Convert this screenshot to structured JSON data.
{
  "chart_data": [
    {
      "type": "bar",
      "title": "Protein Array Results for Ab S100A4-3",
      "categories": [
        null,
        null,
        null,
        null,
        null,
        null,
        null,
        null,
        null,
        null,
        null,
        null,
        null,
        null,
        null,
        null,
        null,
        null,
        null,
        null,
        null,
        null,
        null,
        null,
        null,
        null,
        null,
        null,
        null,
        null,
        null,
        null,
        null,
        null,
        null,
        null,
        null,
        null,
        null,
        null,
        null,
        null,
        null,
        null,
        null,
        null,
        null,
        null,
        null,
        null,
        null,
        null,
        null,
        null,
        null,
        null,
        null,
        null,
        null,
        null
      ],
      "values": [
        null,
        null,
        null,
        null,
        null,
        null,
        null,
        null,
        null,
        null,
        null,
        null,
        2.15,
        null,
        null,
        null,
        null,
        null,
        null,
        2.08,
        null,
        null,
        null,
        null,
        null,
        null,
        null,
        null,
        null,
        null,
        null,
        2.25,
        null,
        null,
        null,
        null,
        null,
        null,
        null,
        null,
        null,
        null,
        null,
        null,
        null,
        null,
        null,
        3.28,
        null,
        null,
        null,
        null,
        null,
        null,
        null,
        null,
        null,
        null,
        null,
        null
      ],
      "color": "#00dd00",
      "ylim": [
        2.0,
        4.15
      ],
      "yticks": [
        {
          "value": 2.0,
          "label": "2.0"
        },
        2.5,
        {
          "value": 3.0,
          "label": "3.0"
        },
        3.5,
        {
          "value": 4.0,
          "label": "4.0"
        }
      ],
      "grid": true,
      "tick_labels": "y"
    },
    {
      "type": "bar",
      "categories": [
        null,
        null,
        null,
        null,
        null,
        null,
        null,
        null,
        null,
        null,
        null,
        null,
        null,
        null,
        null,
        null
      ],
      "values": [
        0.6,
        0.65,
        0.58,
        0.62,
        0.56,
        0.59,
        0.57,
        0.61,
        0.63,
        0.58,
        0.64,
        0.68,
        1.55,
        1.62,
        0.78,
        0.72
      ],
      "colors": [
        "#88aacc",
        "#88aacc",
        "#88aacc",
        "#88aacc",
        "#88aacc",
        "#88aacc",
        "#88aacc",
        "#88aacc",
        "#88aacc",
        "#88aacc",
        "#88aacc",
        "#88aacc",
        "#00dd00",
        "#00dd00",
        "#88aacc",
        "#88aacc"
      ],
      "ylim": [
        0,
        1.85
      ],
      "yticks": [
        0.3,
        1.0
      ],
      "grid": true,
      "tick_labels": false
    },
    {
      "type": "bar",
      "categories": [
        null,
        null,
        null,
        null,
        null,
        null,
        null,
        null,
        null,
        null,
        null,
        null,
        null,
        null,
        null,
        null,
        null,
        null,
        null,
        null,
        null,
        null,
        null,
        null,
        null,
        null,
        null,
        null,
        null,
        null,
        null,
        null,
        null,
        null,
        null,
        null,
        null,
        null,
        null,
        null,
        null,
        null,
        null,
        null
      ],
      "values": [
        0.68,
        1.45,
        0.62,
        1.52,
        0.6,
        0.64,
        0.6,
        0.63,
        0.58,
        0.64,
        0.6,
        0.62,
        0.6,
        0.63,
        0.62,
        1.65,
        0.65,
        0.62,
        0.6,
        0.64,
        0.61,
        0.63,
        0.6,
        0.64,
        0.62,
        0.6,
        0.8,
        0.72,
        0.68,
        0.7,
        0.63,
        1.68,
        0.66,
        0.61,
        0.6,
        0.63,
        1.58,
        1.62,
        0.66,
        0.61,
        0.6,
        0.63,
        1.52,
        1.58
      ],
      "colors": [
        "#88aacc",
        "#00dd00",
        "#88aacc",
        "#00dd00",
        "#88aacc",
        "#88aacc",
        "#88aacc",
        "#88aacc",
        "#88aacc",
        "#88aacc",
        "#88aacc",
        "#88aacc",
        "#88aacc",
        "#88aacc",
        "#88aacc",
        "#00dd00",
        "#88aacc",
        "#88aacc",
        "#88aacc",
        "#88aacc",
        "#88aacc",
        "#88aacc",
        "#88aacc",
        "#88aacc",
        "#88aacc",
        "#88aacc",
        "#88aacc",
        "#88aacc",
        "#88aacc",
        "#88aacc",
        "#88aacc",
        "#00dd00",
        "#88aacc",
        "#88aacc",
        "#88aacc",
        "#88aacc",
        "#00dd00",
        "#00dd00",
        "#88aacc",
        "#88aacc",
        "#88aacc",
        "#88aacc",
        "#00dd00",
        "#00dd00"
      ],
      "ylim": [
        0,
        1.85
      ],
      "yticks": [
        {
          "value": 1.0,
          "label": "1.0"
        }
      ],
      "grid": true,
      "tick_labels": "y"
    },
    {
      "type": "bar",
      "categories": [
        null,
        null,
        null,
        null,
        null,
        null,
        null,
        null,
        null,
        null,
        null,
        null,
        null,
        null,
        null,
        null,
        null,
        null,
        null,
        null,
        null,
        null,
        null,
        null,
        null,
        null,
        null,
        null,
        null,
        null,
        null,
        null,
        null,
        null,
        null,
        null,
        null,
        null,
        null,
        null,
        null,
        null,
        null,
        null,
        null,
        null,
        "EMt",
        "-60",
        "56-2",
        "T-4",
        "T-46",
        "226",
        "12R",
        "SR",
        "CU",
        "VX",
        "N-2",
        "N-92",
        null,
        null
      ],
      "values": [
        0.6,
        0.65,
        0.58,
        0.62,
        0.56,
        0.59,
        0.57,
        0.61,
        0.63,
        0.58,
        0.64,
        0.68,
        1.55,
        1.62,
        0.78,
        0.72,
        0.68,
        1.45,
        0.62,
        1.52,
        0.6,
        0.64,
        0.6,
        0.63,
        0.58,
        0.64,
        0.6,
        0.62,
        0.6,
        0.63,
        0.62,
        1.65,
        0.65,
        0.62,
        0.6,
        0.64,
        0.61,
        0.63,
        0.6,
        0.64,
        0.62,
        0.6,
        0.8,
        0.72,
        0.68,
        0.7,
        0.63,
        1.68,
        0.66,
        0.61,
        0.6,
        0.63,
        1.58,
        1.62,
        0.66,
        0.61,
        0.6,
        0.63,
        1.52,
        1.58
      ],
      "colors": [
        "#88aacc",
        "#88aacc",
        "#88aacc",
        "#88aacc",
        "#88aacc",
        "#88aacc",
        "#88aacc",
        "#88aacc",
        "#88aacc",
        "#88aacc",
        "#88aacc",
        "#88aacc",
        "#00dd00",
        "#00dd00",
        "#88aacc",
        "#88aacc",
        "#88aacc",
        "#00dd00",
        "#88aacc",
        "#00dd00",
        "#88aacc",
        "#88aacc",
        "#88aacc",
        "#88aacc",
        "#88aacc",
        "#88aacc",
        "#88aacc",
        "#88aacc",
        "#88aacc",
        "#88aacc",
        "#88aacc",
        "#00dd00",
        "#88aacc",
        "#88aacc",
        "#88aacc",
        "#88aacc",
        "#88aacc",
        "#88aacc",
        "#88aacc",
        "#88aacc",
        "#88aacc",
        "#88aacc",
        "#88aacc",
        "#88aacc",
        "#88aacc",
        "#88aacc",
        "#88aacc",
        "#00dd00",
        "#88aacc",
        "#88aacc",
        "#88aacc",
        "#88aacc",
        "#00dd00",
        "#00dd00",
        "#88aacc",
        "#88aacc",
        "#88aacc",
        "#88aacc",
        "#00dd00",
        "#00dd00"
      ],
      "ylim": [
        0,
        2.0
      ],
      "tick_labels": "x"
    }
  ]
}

........

* [Problem] Repeat the records above exactly.

* [Answer below]
Convert this screenshot to structured JSON data.
{
  "chart_data": [
    {
      "type": "bar",
      "title": "Protein Array Results for Ab S100A4-3",
      "categories": [
        null,
        null,
        null,
        null,
        null,
        null,
        null,
        null,
        null,
        null,
        null,
        null,
        null,
        null,
        null,
        null,
        null,
        null,
        null,
        null,
        null,
        null,
        null,
        null,
        null,
        null,
        null,
        null,
        null,
        null,
        null,
        null,
        null,
        null,
        null,
        null,
        null,
        null,
        null,
        null,
        null,
        null,
        null,
        null,
        null,
        null,
        null,
        null,
        null,
        null,
        null,
        null,
        null,
        null,
        null,
        null,
        null,
        null,
        null,
        null
      ],
      "values": [
        null,
        null,
        null,
        null,
        null,
        null,
        null,
        null,
        null,
        null,
        null,
        null,
        2.15,
        null,
        null,
        null,
        null,
        null,
        null,
        2.08,
        null,
        null,
        null,
        null,
        null,
        null,
        null,
        null,
        null,
        null,
        null,
        2.25,
        null,
        null,
        null,
        null,
        null,
        null,
        null,
        null,
        null,
        null,
        null,
        null,
        null,
        null,
        null,
        3.28,
        null,
        null,
        null,
        null,
        null,
        null,
        null,
        null,
        null,
        null,
        null,
        null
      ],
      "color": "#00dd00",
      "ylim": [
        2.0,
        4.15
      ],
      "yticks": [
        {
          "value": 2.0,
          "label": "2.0"
        },
        2.5,
        {
          "value": 3.0,
          "label": "3.0"
        },
        3.5,
        {
          "value": 4.0,
          "label": "4.0"
        }
      ],
      "grid": true,
      "tick_labels": "y"
    },
    {
      "type": "bar",
      "categories": [
        null,
        null,
        null,
        null,
        null,
        null,
        null,
        null,
        null,
        null,
        null,
        null,
        null,
        null,
        null,
        null
      ],
      "values": [
        0.6,
        0.65,
        0.58,
        0.62,
        0.56,
        0.59,
        0.57,
        0.61,
        0.63,
        0.58,
        0.64,
        0.68,
        1.55,
        1.62,
        0.78,
        0.72
      ],
      "colors": [
        "#88aacc",
        "#88aacc",
        "#88aacc",
        "#88aacc",
        "#88aacc",
        "#88aacc",
        "#88aacc",
        "#88aacc",
        "#88aacc",
        "#88aacc",
        "#88aacc",
        "#88aacc",
        "#00dd00",
        "#00dd00",
        "#88aacc",
        "#88aacc"
      ],
      "ylim": [
        0,
        1.85
      ],
      "yticks": [
        0.3,
        1.0
      ],
      "grid": true,
      "tick_labels": false
    },
    {
      "type": "bar",
      "categories": [
        null,
        null,
        null,
        null,
        null,
        null,
        null,
        null,
        null,
        null,
        null,
        null,
        null,
        null,
        null,
        null,
        null,
        null,
        null,
        null,
        null,
        null,
        null,
        null,
        null,
        null,
        null,
        null,
        null,
        null,
        null,
        null,
        null,
        null,
        null,
        null,
        null,
        null,
        null,
        null,
        null,
        null,
        null,
        null
      ],
      "values": [
        0.68,
        1.45,
        0.62,
        1.52,
        0.6,
        0.64,
        0.6,
        0.63,
        0.58,
        0.64,
        0.6,
        0.62,
        0.6,
        0.63,
        0.62,
        1.65,
        0.65,
        0.62,
        0.6,
        0.64,
        0.61,
        0.63,
        0.6,
        0.64,
        0.62,
        0.6,
        0.8,
        0.72,
        0.68,
        0.7,
        0.63,
        1.68,
        0.66,
        0.61,
        0.6,
        0.63,
        1.58,
        1.62,
        0.66,
        0.61,
        0.6,
        0.63,
        1.52,
        1.58
      ],
      "colors": [
        "#88aacc",
        "#00dd00",
        "#88aacc",
        "#00dd00",
        "#88aacc",
        "#88aacc",
        "#88aacc",
        "#88aacc",
        "#88aacc",
        "#88aacc",
        "#88aacc",
        "#88aacc",
        "#88aacc",
        "#88aacc",
        "#88aacc",
        "#00dd00",
        "#88aacc",
        "#88aacc",
        "#88aacc",
        "#88aacc",
        "#88aacc",
        "#88aacc",
        "#88aacc",
        "#88aacc",
        "#88aacc",
        "#88aacc",
        "#88aacc",
        "#88aacc",
        "#88aacc",
        "#88aacc",
        "#88aacc",
        "#00dd00",
        "#88aacc",
        "#88aacc",
        "#88aacc",
        "#88aacc",
        "#00dd00",
        "#00dd00",
        "#88aacc",
        "#88aacc",
        "#88aacc",
        "#88aacc",
        "#00dd00",
        "#00dd00"
      ],
      "ylim": [
        0,
        1.85
      ],
      "yticks": [
        {
          "value": 1.0,
          "label": "1.0"
        }
      ],
      "grid": true,
      "tick_labels": "y"
    },
    {
      "type": "bar",
      "categories": [
        null,
        null,
        null,
        null,
        null,
        null,
        null,
        null,
        null,
        null,
        null,
        null,
        null,
        null,
        null,
        null,
        null,
        null,
        null,
        null,
        null,
        null,
        null,
        null,
        null,
        null,
        null,
        null,
        null,
        null,
        null,
        null,
        null,
        null,
        null,
        null,
        null,
        null,
        null,
        null,
        null,
        null,
        null,
        null,
        null,
        null,
        "EMt",
        "-60",
        "56-2",
        "T-4",
        "T-46",
        "226",
        "12R",
        "SR",
        "CU",
        "VX",
        "N-2",
        "N-92",
        null,
        null
      ],
      "values": [
        0.6,
        0.65,
        0.58,
        0.62,
        0.56,
        0.59,
        0.57,
        0.61,
        0.63,
        0.58,
        0.64,
        0.68,
        1.55,
        1.62,
        0.78,
        0.72,
        0.68,
        1.45,
        0.62,
        1.52,
        0.6,
        0.64,
        0.6,
        0.63,
        0.58,
        0.64,
        0.6,
        0.62,
        0.6,
        0.63,
        0.62,
        1.65,
        0.65,
        0.62,
        0.6,
        0.64,
        0.61,
        0.63,
        0.6,
        0.64,
        0.62,
        0.6,
        0.8,
        0.72,
        0.68,
        0.7,
        0.63,
        1.68,
        0.66,
        0.61,
        0.6,
        0.63,
        1.58,
        1.62,
        0.66,
        0.61,
        0.6,
        0.63,
        1.52,
        1.58
      ],
      "colors": [
        "#88aacc",
        "#88aacc",
        "#88aacc",
        "#88aacc",
        "#88aacc",
        "#88aacc",
        "#88aacc",
        "#88aacc",
        "#88aacc",
        "#88aacc",
        "#88aacc",
        "#88aacc",
        "#00dd00",
        "#00dd00",
        "#88aacc",
        "#88aacc",
        "#88aacc",
        "#00dd00",
        "#88aacc",
        "#00dd00",
        "#88aacc",
        "#88aacc",
        "#88aacc",
        "#88aacc",
        "#88aacc",
        "#88aacc",
        "#88aacc",
        "#88aacc",
        "#88aacc",
        "#88aacc",
        "#88aacc",
        "#00dd00",
        "#88aacc",
        "#88aacc",
        "#88aacc",
        "#88aacc",
        "#88aacc",
        "#88aacc",
        "#88aacc",
        "#88aacc",
        "#88aacc",
        "#88aacc",
        "#88aacc",
        "#88aacc",
        "#88aacc",
        "#88aacc",
        "#88aacc",
        "#00dd00",
        "#88aacc",
        "#88aacc",
        "#88aacc",
        "#88aacc",
        "#00dd00",
        "#00dd00",
        "#88aacc",
        "#88aacc",
        "#88aacc",
        "#88aacc",
        "#00dd00",
        "#00dd00"
      ],
      "ylim": [
        0,
        2.0
      ],
      "tick_labels": "x"
    }
  ]
}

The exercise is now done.